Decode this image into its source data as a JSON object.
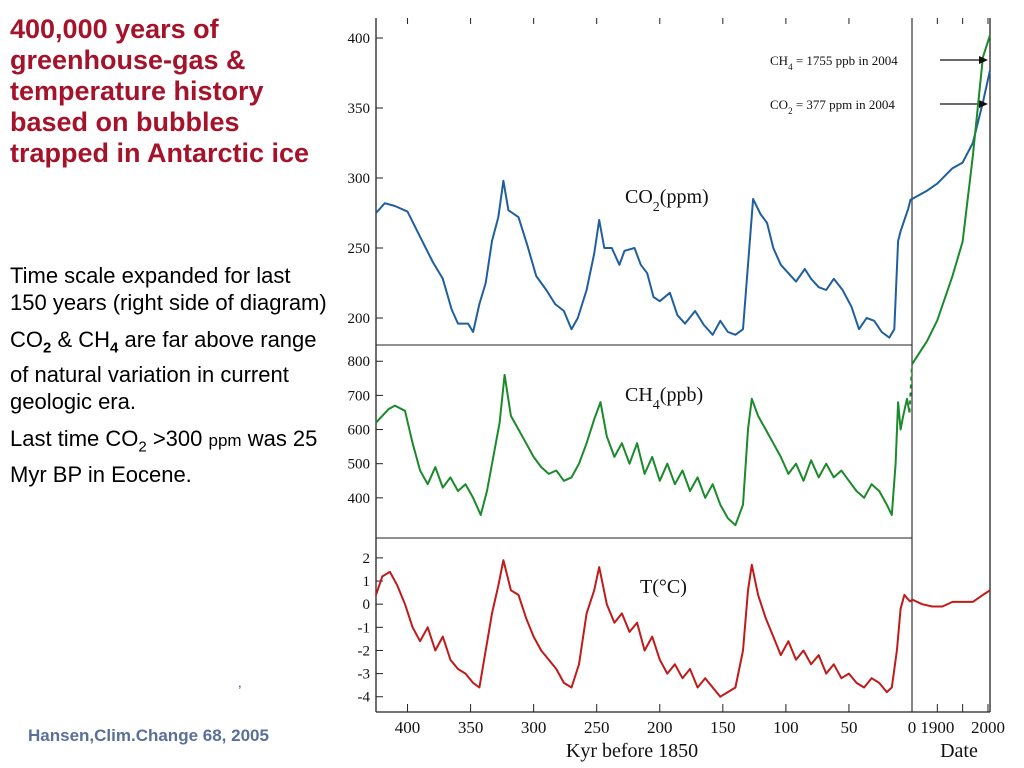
{
  "slide": {
    "title": "400,000 years of greenhouse-gas & temperature history based on bubbles trapped in Antarctic ice",
    "bullet1": "Time scale expanded for last 150 years (right side of diagram)",
    "bullet2": {
      "co": "CO",
      "co_sub": "2",
      "amp": " & CH",
      "ch_sub": "4",
      "rest": " are far above range of natural variation in current geologic era."
    },
    "bullet3": {
      "pre": "Last time CO",
      "sub": "2",
      "mid": " >300 ",
      "ppm": "ppm",
      "post": " was 25 Myr BP in Eocene."
    },
    "stray_mark": ",",
    "citation": "Hansen,Clim.Change 68, 2005"
  },
  "chart_data": {
    "type": "line",
    "x_main": {
      "label": "Kyr before 1850",
      "ticks": [
        400,
        350,
        300,
        250,
        200,
        150,
        100,
        50,
        0
      ],
      "range": [
        425,
        0
      ]
    },
    "x_recent": {
      "label": "Date",
      "ticks": [
        1900,
        1950,
        2000
      ],
      "tick_labels": [
        "1900",
        "",
        "2000"
      ],
      "range": [
        1850,
        2004
      ]
    },
    "panels": [
      {
        "name": "CO2(ppm)",
        "label": "CO",
        "label_sub": "2",
        "label_unit": "(ppm)",
        "color": "#1f5fa0",
        "yticks": [
          200,
          250,
          300,
          350,
          400
        ],
        "ylim": [
          185,
          410
        ],
        "series": [
          [
            425,
            275
          ],
          [
            418,
            282
          ],
          [
            410,
            280
          ],
          [
            400,
            276
          ],
          [
            390,
            258
          ],
          [
            380,
            240
          ],
          [
            372,
            228
          ],
          [
            365,
            206
          ],
          [
            360,
            196
          ],
          [
            352,
            196
          ],
          [
            348,
            190
          ],
          [
            343,
            210
          ],
          [
            338,
            225
          ],
          [
            333,
            255
          ],
          [
            328,
            272
          ],
          [
            324,
            298
          ],
          [
            320,
            277
          ],
          [
            312,
            272
          ],
          [
            305,
            252
          ],
          [
            298,
            230
          ],
          [
            290,
            220
          ],
          [
            283,
            210
          ],
          [
            276,
            205
          ],
          [
            270,
            192
          ],
          [
            265,
            200
          ],
          [
            258,
            220
          ],
          [
            252,
            246
          ],
          [
            248,
            270
          ],
          [
            244,
            250
          ],
          [
            238,
            250
          ],
          [
            232,
            238
          ],
          [
            228,
            248
          ],
          [
            220,
            250
          ],
          [
            215,
            238
          ],
          [
            210,
            232
          ],
          [
            205,
            215
          ],
          [
            200,
            212
          ],
          [
            192,
            218
          ],
          [
            186,
            202
          ],
          [
            180,
            196
          ],
          [
            172,
            205
          ],
          [
            165,
            195
          ],
          [
            158,
            188
          ],
          [
            152,
            198
          ],
          [
            146,
            190
          ],
          [
            140,
            188
          ],
          [
            134,
            192
          ],
          [
            128,
            262
          ],
          [
            126,
            285
          ],
          [
            120,
            274
          ],
          [
            115,
            268
          ],
          [
            110,
            250
          ],
          [
            104,
            238
          ],
          [
            98,
            232
          ],
          [
            92,
            226
          ],
          [
            85,
            235
          ],
          [
            80,
            228
          ],
          [
            74,
            222
          ],
          [
            68,
            220
          ],
          [
            62,
            228
          ],
          [
            55,
            220
          ],
          [
            48,
            208
          ],
          [
            42,
            192
          ],
          [
            36,
            200
          ],
          [
            30,
            198
          ],
          [
            24,
            190
          ],
          [
            18,
            186
          ],
          [
            14,
            192
          ],
          [
            11,
            255
          ],
          [
            9,
            262
          ],
          [
            6,
            270
          ],
          [
            3,
            278
          ],
          [
            1,
            285
          ]
        ],
        "recent": [
          [
            1850,
            285
          ],
          [
            1880,
            291
          ],
          [
            1900,
            296
          ],
          [
            1930,
            307
          ],
          [
            1950,
            311
          ],
          [
            1970,
            325
          ],
          [
            1990,
            354
          ],
          [
            2004,
            377
          ]
        ],
        "annotation": {
          "text": "CO",
          "sub": "2",
          "rest": " = 377 ppm in 2004",
          "value": 377
        }
      },
      {
        "name": "CH4(ppb)",
        "label": "CH",
        "label_sub": "4",
        "label_unit": "(ppb)",
        "color": "#1a8a2a",
        "yticks": [
          400,
          500,
          600,
          700,
          800
        ],
        "ylim": [
          300,
          830
        ],
        "series": [
          [
            425,
            620
          ],
          [
            420,
            640
          ],
          [
            415,
            660
          ],
          [
            410,
            670
          ],
          [
            402,
            655
          ],
          [
            396,
            560
          ],
          [
            390,
            480
          ],
          [
            384,
            440
          ],
          [
            378,
            490
          ],
          [
            372,
            430
          ],
          [
            366,
            460
          ],
          [
            360,
            420
          ],
          [
            354,
            440
          ],
          [
            348,
            400
          ],
          [
            342,
            350
          ],
          [
            337,
            420
          ],
          [
            332,
            520
          ],
          [
            327,
            620
          ],
          [
            323,
            760
          ],
          [
            318,
            640
          ],
          [
            312,
            600
          ],
          [
            306,
            560
          ],
          [
            300,
            520
          ],
          [
            294,
            490
          ],
          [
            288,
            470
          ],
          [
            282,
            480
          ],
          [
            276,
            450
          ],
          [
            270,
            460
          ],
          [
            264,
            500
          ],
          [
            258,
            560
          ],
          [
            252,
            630
          ],
          [
            247,
            680
          ],
          [
            242,
            580
          ],
          [
            236,
            520
          ],
          [
            230,
            560
          ],
          [
            224,
            500
          ],
          [
            218,
            560
          ],
          [
            212,
            470
          ],
          [
            206,
            520
          ],
          [
            200,
            450
          ],
          [
            194,
            500
          ],
          [
            188,
            440
          ],
          [
            182,
            480
          ],
          [
            176,
            420
          ],
          [
            170,
            460
          ],
          [
            164,
            400
          ],
          [
            158,
            440
          ],
          [
            152,
            380
          ],
          [
            146,
            340
          ],
          [
            140,
            320
          ],
          [
            134,
            380
          ],
          [
            130,
            600
          ],
          [
            127,
            690
          ],
          [
            122,
            640
          ],
          [
            116,
            600
          ],
          [
            110,
            560
          ],
          [
            104,
            520
          ],
          [
            98,
            470
          ],
          [
            92,
            500
          ],
          [
            86,
            450
          ],
          [
            80,
            510
          ],
          [
            74,
            460
          ],
          [
            68,
            500
          ],
          [
            62,
            460
          ],
          [
            56,
            480
          ],
          [
            50,
            450
          ],
          [
            44,
            420
          ],
          [
            38,
            400
          ],
          [
            32,
            440
          ],
          [
            26,
            420
          ],
          [
            20,
            380
          ],
          [
            16,
            350
          ],
          [
            13,
            500
          ],
          [
            11,
            680
          ],
          [
            9,
            600
          ],
          [
            7,
            640
          ],
          [
            4,
            690
          ],
          [
            2,
            650
          ]
        ],
        "recent": [
          [
            1850,
            791
          ],
          [
            1880,
            860
          ],
          [
            1900,
            920
          ],
          [
            1930,
            1050
          ],
          [
            1950,
            1150
          ],
          [
            1970,
            1400
          ],
          [
            1990,
            1690
          ],
          [
            2004,
            1755
          ]
        ],
        "annotation": {
          "text": "CH",
          "sub": "4",
          "rest": " = 1755 ppb in 2004",
          "value": 1755
        }
      },
      {
        "name": "T(°C)",
        "label": "T(°C)",
        "label_sub": "",
        "label_unit": "",
        "color": "#c01a1a",
        "yticks": [
          -4,
          -3,
          -2,
          -1,
          0,
          1,
          2
        ],
        "ylim": [
          -4.4,
          2.6
        ],
        "series": [
          [
            425,
            0.4
          ],
          [
            420,
            1.2
          ],
          [
            414,
            1.4
          ],
          [
            408,
            0.8
          ],
          [
            402,
            0.0
          ],
          [
            396,
            -1.0
          ],
          [
            390,
            -1.6
          ],
          [
            384,
            -1.0
          ],
          [
            378,
            -2.0
          ],
          [
            372,
            -1.4
          ],
          [
            366,
            -2.4
          ],
          [
            360,
            -2.8
          ],
          [
            354,
            -3.0
          ],
          [
            348,
            -3.4
          ],
          [
            343,
            -3.6
          ],
          [
            338,
            -2.0
          ],
          [
            333,
            -0.4
          ],
          [
            328,
            0.8
          ],
          [
            324,
            1.9
          ],
          [
            318,
            0.6
          ],
          [
            312,
            0.4
          ],
          [
            306,
            -0.6
          ],
          [
            300,
            -1.4
          ],
          [
            294,
            -2.0
          ],
          [
            288,
            -2.4
          ],
          [
            282,
            -2.8
          ],
          [
            276,
            -3.4
          ],
          [
            270,
            -3.6
          ],
          [
            264,
            -2.6
          ],
          [
            258,
            -0.4
          ],
          [
            252,
            0.6
          ],
          [
            248,
            1.6
          ],
          [
            242,
            0.0
          ],
          [
            236,
            -0.8
          ],
          [
            230,
            -0.4
          ],
          [
            224,
            -1.2
          ],
          [
            218,
            -0.8
          ],
          [
            212,
            -2.0
          ],
          [
            206,
            -1.4
          ],
          [
            200,
            -2.4
          ],
          [
            194,
            -3.0
          ],
          [
            188,
            -2.6
          ],
          [
            182,
            -3.2
          ],
          [
            176,
            -2.8
          ],
          [
            170,
            -3.6
          ],
          [
            164,
            -3.2
          ],
          [
            158,
            -3.6
          ],
          [
            152,
            -4.0
          ],
          [
            146,
            -3.8
          ],
          [
            140,
            -3.6
          ],
          [
            134,
            -2.0
          ],
          [
            130,
            0.6
          ],
          [
            127,
            1.7
          ],
          [
            122,
            0.4
          ],
          [
            116,
            -0.6
          ],
          [
            110,
            -1.4
          ],
          [
            104,
            -2.2
          ],
          [
            98,
            -1.6
          ],
          [
            92,
            -2.4
          ],
          [
            86,
            -2.0
          ],
          [
            80,
            -2.6
          ],
          [
            74,
            -2.2
          ],
          [
            68,
            -3.0
          ],
          [
            62,
            -2.6
          ],
          [
            56,
            -3.2
          ],
          [
            50,
            -3.0
          ],
          [
            44,
            -3.4
          ],
          [
            38,
            -3.6
          ],
          [
            32,
            -3.2
          ],
          [
            26,
            -3.4
          ],
          [
            20,
            -3.8
          ],
          [
            16,
            -3.6
          ],
          [
            12,
            -2.0
          ],
          [
            9,
            -0.2
          ],
          [
            6,
            0.4
          ],
          [
            3,
            0.2
          ],
          [
            1,
            0.1
          ]
        ],
        "recent": [
          [
            1850,
            0.2
          ],
          [
            1870,
            0.0
          ],
          [
            1890,
            -0.1
          ],
          [
            1910,
            -0.1
          ],
          [
            1930,
            0.1
          ],
          [
            1950,
            0.1
          ],
          [
            1970,
            0.1
          ],
          [
            1990,
            0.4
          ],
          [
            2004,
            0.6
          ]
        ]
      }
    ]
  }
}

_Set problem_
Work out how many lines of the listing above include "color". Answer with the number and nothing more.

_Response_
3